Description of the task — The expected answer comprises all lines from the entries that contain the string "screenshot".

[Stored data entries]
=== Begin Enclosure ===

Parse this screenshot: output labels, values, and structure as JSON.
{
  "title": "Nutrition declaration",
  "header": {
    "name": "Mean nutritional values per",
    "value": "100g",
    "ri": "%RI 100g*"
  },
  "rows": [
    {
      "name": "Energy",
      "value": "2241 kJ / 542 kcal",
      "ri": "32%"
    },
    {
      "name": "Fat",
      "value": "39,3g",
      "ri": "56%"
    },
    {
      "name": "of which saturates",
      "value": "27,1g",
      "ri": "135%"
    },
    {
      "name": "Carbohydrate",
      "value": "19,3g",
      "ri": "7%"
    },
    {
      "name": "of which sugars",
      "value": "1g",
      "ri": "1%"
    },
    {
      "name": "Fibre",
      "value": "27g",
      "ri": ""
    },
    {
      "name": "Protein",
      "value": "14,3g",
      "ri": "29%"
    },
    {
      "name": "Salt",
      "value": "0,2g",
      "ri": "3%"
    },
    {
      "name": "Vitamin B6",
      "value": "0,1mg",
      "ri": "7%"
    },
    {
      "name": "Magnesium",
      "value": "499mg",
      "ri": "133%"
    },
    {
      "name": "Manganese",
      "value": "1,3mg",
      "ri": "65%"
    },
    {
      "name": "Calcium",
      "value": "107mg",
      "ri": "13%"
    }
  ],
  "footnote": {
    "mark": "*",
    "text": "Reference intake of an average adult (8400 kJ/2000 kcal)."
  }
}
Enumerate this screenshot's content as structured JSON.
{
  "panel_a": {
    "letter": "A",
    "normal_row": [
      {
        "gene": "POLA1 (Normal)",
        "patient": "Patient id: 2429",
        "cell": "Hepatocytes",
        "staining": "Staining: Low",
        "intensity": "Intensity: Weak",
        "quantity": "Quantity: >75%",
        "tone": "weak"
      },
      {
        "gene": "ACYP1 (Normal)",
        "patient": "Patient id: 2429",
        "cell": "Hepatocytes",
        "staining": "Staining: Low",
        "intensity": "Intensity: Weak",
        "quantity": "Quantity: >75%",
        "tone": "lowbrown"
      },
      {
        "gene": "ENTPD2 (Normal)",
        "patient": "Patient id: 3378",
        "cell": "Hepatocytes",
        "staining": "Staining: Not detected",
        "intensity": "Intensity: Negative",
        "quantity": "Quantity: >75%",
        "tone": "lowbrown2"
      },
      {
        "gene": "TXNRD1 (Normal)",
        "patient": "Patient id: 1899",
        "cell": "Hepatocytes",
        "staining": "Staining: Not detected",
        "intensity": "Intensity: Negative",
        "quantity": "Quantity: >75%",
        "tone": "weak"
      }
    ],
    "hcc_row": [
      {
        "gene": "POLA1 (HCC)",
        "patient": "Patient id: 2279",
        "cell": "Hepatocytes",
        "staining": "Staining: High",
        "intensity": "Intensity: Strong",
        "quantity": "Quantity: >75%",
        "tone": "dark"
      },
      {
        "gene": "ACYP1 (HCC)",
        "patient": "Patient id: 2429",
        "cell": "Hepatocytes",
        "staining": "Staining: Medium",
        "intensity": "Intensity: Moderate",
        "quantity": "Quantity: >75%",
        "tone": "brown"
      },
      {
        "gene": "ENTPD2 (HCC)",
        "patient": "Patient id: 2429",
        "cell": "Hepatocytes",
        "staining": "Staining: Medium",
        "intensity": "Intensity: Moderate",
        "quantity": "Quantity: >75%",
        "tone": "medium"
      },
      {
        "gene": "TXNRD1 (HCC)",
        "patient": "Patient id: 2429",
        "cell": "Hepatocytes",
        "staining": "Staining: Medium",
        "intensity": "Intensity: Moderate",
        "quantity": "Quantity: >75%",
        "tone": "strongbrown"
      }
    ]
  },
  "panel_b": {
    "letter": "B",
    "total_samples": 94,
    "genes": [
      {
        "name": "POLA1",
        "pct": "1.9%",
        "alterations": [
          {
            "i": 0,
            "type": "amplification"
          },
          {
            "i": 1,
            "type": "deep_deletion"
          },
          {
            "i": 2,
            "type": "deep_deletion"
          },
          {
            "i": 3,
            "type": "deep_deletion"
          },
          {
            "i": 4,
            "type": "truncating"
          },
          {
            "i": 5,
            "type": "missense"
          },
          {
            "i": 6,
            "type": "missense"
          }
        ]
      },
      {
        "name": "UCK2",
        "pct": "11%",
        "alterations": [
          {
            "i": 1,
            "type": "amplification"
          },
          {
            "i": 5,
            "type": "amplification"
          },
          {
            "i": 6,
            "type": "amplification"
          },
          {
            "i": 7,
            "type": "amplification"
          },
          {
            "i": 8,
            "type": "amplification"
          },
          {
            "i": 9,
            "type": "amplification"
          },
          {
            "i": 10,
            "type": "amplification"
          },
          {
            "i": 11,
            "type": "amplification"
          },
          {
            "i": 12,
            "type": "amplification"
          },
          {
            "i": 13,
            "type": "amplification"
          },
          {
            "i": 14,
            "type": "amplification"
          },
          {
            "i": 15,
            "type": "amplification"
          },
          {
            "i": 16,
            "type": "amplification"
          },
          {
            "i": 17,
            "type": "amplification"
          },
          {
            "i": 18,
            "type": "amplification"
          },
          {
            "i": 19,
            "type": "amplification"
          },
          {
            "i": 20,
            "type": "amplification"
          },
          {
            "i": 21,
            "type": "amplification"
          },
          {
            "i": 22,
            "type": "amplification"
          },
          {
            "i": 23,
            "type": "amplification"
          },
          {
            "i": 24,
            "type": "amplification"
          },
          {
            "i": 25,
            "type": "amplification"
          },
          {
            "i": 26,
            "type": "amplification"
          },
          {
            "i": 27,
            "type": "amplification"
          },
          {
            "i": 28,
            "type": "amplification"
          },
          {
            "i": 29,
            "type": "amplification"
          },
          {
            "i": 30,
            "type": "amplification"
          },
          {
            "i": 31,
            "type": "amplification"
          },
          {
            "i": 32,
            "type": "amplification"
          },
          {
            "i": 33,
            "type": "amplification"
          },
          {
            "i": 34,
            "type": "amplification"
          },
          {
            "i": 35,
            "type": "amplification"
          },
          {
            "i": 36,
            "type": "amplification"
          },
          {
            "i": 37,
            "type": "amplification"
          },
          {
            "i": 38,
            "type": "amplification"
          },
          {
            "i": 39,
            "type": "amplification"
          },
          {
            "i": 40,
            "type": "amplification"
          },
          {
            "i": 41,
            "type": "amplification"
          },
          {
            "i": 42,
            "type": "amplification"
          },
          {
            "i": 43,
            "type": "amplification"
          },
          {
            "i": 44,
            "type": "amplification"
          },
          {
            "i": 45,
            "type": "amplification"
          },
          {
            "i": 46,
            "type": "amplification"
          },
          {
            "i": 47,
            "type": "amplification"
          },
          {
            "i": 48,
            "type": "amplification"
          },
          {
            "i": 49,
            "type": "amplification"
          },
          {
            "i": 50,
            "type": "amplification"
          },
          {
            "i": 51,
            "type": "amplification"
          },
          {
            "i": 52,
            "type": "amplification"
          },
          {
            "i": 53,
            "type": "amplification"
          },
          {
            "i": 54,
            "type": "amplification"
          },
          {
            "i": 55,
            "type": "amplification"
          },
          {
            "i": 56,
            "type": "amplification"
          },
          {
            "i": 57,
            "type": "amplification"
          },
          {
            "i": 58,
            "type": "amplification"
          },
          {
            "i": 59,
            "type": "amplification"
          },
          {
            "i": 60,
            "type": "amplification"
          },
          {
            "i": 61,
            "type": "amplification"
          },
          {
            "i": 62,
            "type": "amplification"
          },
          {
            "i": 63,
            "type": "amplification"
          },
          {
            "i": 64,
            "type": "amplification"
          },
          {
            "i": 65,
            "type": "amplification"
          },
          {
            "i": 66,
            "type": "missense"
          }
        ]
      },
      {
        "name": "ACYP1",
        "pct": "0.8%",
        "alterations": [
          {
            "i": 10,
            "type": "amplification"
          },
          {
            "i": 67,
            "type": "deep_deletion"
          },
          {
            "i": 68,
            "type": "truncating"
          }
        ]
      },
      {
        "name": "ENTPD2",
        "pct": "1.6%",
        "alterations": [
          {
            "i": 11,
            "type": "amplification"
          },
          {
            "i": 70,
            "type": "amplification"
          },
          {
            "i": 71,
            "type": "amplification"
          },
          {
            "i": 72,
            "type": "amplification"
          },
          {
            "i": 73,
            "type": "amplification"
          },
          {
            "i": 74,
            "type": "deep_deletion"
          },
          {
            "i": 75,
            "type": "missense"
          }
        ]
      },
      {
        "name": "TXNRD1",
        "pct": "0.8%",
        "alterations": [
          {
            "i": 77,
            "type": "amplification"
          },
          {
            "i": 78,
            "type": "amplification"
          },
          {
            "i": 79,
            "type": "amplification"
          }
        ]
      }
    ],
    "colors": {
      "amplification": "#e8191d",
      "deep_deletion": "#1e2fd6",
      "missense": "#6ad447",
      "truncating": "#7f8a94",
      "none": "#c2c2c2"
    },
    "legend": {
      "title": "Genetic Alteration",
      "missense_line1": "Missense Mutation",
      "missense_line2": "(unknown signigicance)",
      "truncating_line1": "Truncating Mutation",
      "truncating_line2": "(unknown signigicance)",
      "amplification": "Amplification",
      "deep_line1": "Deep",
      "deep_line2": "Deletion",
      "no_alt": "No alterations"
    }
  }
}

=== End Enclosure ===

Response box —
Parse this screenshot: output labels, values, and structure as JSON.
Enumerate this screenshot's content as structured JSON.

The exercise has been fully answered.